■ **Work to complete**:
Using the records provided below, locate and copy each line that contains the word "After".
::::
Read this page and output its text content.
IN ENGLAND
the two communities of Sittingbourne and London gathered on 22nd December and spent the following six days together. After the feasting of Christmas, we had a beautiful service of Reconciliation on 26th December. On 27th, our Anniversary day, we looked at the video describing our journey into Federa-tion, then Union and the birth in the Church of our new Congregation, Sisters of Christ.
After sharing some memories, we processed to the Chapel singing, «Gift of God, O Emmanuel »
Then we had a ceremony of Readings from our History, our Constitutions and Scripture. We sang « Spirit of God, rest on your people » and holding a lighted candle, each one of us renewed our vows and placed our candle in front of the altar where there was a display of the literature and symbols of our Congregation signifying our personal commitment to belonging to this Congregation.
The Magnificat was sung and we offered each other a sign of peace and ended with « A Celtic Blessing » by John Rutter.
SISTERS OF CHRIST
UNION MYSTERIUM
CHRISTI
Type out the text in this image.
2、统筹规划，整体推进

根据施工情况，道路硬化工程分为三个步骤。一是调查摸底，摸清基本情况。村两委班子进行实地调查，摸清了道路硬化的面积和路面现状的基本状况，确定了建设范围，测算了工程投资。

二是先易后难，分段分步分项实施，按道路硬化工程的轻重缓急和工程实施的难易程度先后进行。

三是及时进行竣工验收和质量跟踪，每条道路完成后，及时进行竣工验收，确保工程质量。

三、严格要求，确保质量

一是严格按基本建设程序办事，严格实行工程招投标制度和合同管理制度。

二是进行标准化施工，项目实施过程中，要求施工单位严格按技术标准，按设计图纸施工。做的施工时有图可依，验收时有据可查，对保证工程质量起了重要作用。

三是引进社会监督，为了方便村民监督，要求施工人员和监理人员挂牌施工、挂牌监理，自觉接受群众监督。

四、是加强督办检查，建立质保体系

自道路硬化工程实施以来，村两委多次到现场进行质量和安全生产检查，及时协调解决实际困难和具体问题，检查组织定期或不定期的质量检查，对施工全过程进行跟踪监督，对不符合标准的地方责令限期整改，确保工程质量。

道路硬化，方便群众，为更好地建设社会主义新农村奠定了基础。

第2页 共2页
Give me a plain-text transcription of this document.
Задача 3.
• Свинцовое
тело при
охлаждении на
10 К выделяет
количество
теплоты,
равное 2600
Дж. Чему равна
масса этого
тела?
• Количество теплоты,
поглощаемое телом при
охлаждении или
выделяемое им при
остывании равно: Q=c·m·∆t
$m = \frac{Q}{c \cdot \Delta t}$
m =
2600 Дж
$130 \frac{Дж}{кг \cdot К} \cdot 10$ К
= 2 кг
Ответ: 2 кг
::::
■ **Solution for this exercise**:
the two communities of Sittingbourne and London gathered on 22nd December and spent the following six days together. After the feasting of Christmas, we had a beautiful service of Reconciliation on 26th December. On 27th, our Anniversary day, we looked at the video describing our journey into Federa-tion, then Union and the birth in the Church of our new Congregation, Sisters of Christ.
After sharing some memories, we processed to the Chapel singing, «Gift of God, O Emmanuel »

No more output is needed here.